--- WHAT TO PRODUCE ---
Give only one thing: the number of lines that include the word "with".

-- START EXTRACTED INFORMATION --

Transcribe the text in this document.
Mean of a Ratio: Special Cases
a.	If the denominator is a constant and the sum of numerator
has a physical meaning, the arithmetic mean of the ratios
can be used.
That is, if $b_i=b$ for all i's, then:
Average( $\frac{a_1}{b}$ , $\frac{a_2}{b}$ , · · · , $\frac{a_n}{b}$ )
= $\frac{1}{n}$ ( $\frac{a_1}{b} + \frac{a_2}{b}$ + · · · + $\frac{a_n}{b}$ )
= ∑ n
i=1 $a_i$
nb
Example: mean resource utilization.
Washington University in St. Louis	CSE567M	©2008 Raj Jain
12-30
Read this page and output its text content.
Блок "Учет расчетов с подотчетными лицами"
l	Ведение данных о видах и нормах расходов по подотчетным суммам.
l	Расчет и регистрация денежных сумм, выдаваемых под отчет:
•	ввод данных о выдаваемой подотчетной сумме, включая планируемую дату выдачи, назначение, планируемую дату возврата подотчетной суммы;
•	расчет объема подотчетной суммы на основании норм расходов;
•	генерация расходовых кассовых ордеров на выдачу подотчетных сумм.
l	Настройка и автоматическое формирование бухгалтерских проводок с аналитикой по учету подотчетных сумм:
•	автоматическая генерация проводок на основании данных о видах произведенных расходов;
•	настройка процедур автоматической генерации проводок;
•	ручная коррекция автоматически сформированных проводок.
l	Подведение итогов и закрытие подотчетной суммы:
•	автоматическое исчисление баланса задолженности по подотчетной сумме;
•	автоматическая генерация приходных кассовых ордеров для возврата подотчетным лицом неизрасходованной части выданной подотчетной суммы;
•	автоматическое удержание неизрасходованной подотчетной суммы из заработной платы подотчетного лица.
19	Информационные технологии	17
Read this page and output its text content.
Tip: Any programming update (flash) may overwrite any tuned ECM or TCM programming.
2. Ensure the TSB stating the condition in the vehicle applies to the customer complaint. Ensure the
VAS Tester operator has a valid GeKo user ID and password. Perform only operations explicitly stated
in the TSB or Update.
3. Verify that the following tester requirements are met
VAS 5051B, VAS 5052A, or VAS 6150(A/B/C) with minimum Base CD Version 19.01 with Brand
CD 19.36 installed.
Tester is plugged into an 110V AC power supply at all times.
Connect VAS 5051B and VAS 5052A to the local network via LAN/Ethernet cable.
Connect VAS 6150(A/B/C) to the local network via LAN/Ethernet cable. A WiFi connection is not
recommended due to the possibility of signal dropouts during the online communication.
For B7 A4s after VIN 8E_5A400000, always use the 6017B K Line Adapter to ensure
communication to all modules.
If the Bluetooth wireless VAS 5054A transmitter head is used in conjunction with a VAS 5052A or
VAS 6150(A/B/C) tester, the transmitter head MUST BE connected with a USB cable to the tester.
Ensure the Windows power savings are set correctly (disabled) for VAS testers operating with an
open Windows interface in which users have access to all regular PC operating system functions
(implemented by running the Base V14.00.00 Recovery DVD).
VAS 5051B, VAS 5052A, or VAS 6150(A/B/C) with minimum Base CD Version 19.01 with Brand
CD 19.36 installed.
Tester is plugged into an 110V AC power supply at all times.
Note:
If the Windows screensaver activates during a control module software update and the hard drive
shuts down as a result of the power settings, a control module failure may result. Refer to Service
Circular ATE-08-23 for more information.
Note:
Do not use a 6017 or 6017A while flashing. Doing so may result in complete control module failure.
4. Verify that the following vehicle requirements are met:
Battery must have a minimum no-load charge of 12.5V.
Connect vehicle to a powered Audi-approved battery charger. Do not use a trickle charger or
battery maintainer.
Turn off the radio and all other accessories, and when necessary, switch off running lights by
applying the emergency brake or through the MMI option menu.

-- END EXTRACTED INFORMATION --

--- FINISHED ANSWER ---
5